---- Available data

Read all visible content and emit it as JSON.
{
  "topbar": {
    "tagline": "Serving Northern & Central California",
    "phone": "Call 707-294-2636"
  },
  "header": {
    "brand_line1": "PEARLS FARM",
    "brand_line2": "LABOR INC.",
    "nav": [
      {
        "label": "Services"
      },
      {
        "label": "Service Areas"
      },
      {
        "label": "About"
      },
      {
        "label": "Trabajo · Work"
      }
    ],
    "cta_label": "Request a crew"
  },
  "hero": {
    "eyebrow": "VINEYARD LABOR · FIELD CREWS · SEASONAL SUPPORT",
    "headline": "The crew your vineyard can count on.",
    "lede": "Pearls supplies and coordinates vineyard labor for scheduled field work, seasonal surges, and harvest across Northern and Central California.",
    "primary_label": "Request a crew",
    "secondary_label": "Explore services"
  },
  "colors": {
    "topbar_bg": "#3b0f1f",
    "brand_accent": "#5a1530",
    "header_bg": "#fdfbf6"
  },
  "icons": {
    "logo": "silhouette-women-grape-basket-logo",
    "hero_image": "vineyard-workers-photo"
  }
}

--------
---- Available data

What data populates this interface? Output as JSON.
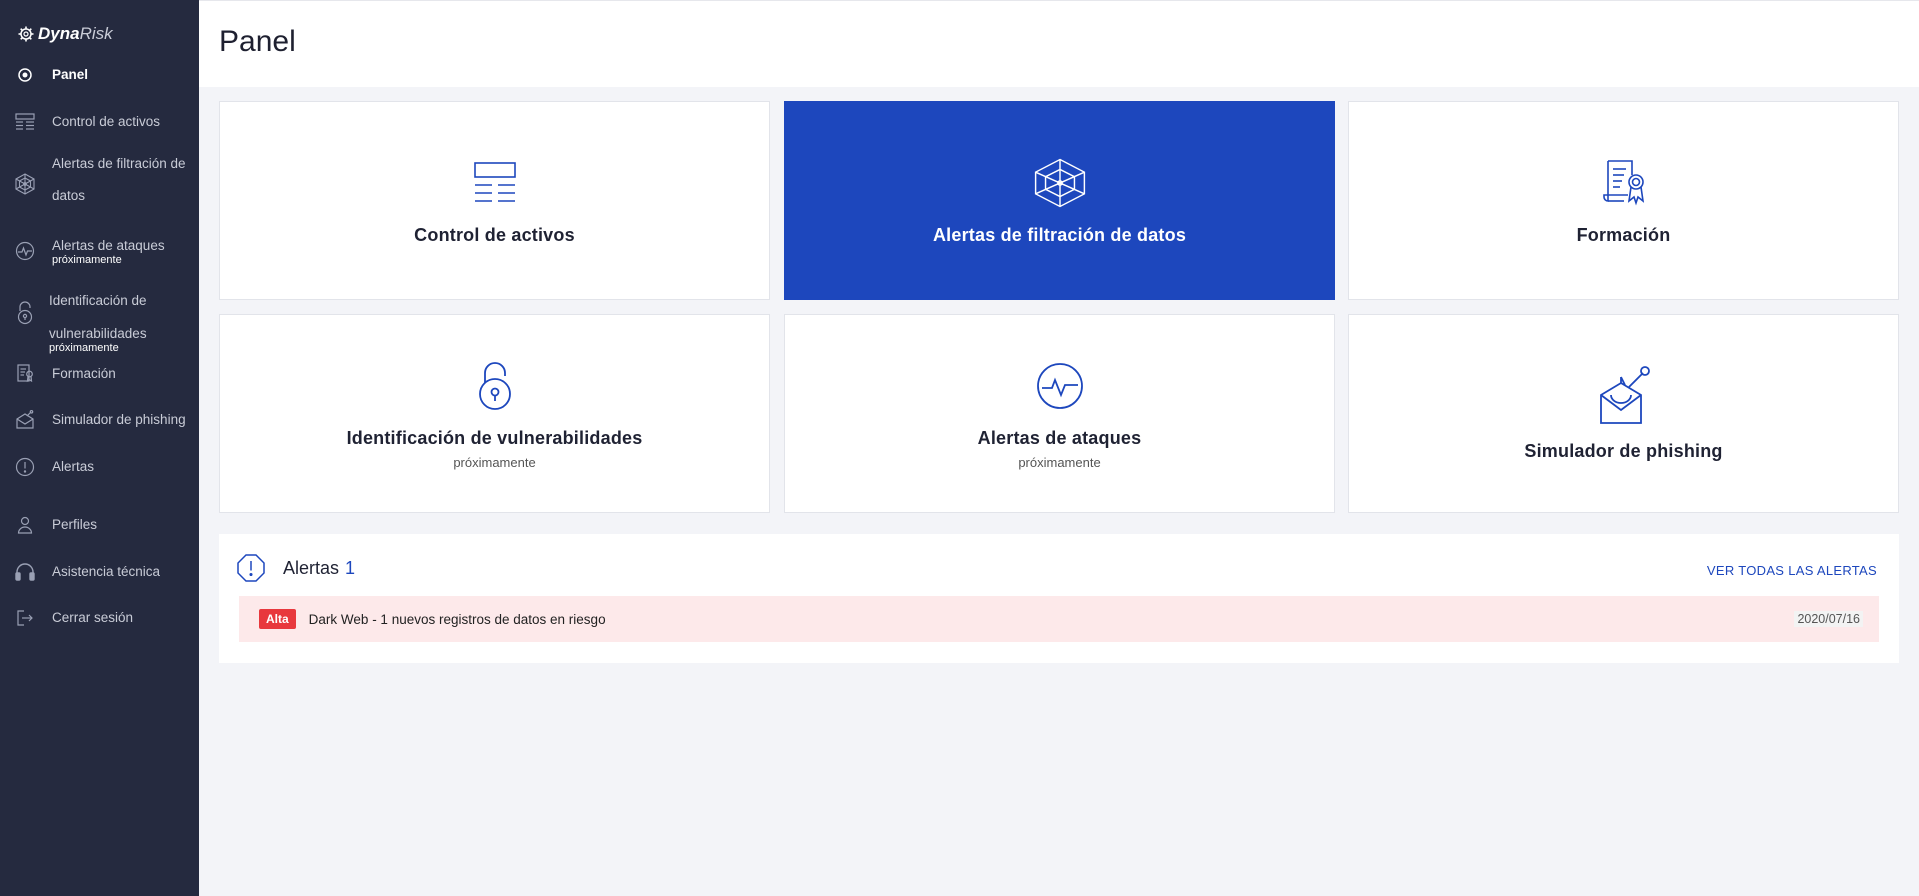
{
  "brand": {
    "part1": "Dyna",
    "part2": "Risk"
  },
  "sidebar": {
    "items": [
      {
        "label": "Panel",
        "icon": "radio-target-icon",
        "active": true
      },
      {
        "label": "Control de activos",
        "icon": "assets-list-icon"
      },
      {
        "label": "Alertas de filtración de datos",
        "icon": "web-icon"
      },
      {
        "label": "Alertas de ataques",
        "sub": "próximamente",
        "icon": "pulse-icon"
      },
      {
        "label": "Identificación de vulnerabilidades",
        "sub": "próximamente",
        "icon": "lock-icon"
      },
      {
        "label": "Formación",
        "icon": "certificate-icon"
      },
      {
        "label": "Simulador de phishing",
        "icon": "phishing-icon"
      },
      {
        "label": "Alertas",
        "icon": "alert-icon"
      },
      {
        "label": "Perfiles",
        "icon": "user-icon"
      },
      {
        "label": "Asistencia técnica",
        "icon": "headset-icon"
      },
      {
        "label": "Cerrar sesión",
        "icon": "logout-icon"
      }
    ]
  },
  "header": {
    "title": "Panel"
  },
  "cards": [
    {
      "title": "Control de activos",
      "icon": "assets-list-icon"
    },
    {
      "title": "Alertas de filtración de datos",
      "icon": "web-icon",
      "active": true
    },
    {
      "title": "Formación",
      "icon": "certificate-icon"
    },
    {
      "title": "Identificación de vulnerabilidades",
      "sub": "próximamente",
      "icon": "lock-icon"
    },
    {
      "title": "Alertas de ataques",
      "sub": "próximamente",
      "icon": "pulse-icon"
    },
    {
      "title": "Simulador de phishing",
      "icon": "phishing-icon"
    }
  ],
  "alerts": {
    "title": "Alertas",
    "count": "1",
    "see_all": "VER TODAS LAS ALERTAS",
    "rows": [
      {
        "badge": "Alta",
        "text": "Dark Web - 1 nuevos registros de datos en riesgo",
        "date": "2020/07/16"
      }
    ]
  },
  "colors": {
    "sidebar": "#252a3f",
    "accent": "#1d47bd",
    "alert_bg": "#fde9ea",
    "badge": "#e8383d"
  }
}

--------

**What is needed**
Which lines contain the word "Central"? Copy each of them.

**Result below**
    "tagline": "Serving Northern & Central California",
    "lede": "Pearls supplies and coordinates vineyard labor for scheduled field work, seasonal surges, and harvest across Northern and Central California.",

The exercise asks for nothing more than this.